┌─ Secção do documento
Os médicos responderam ao apelo do bastonário da Ordem dos Médicos. Mais de 4.500 profissionais disponibilizaram-se para reforçar o Serviço Nacional de Saúde (SNS) durante a pandemia da Covid-19.
«Recebemos mais de 4500 respostas positivas de médicos disponíveis para ajudar o nosso país numa altura de emergência de saúde pública internacional. Os médicos sempre estiveram ao lado dos doentes em momentos muito difíceis e jamais o deixariam de fazer perante uma pandemia que está a representar um desafio imenso para todos os países», revela o bastonário da Ordem, citado em comunicado.
Na mesma nota, é explicado que Miguel Guimarães escreveu a todos os colegas, «pedindo, especialmente aos que já saíram do SNS ou que já se reformaram, que considerassem a hipótese de fazer mais horas ou de regressarem ao SNS para colaborarem no âmbito das suas competências e conhecimento ou no apoio directo à Covid-19».
└─
### [O que fazer]
1. Verifique se cada afirmação está de acordo com a notícia sobre a resposta dos médicos ao apelo da Ordem: (a) mais de 4.500 médicos mostraram-se disponíveis para reforçar o SNS; (b) o pedido dirigia-se apenas a médicos no ativo no SNS; (c) as palavras do bastonário foram citadas em comunicado. Responda sim ou não a cada uma e cite as palavras decisivas da notícia.
2. Prossiga a redação da notícia sobre a resposta dos médicos ao apelo da Ordem, a partir do ponto em que o texto termina.
As linhas apresentadas a seguir constituem material independente da notícia.
┌─ Linhas fornecidas
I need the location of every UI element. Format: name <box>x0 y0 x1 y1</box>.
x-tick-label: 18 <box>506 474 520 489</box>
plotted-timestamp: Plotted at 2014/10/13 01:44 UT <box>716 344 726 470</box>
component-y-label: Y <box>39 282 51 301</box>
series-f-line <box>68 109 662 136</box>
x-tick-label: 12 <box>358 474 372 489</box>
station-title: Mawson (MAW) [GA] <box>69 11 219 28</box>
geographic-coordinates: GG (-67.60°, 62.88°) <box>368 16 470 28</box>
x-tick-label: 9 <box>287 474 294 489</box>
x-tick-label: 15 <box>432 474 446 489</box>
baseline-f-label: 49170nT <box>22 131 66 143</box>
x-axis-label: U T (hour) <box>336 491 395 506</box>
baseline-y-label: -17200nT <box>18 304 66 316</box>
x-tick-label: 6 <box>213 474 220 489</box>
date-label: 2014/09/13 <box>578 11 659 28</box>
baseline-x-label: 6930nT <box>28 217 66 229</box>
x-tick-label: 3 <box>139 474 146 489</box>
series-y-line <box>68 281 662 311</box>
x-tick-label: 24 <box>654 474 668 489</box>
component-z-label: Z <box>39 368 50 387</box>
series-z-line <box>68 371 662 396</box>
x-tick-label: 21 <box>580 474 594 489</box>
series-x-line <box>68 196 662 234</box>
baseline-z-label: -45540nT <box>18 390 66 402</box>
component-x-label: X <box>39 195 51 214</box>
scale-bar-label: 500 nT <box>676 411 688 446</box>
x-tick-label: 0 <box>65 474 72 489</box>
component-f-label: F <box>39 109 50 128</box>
└─
### [Respostas]
1.
(a) Sim: «Mais de 4.500 profissionais disponibilizaram-se para reforçar o Serviço Nacional de Saúde (SNS)».
(b) Não: «pedindo, especialmente aos que já saíram do SNS ou que já se reformaram».
(c) Sim: «citado em comunicado».

2.
Nessa carta, o bastonário escreveu que «ser médico é estar na linha da frente nos momentos difíceis e tentar influenciar favoravelmente o rumo dos graves problemas que assolam a nossa população, com espírito de solidariedade e grande sentido humanista para com a nossa sociedade e, acima de tudo e sempre, para com os nossos doentes».
Sem esquecer que o «SNS foi alvo de grande desinvestimento ao longo dos últimos anos, perpetuado por sucessivos governos», Miguel Guimarães pediu que se colocassem «as divergências de lado» para que se possa «centrar os nossos esforços em servir a verdadeira causa pública que são as pessoas e o país, e ajudar a Autoridade de Saúde Nacional e o Governo a garantir uma resposta adequada ao evoluir da situação epidémica».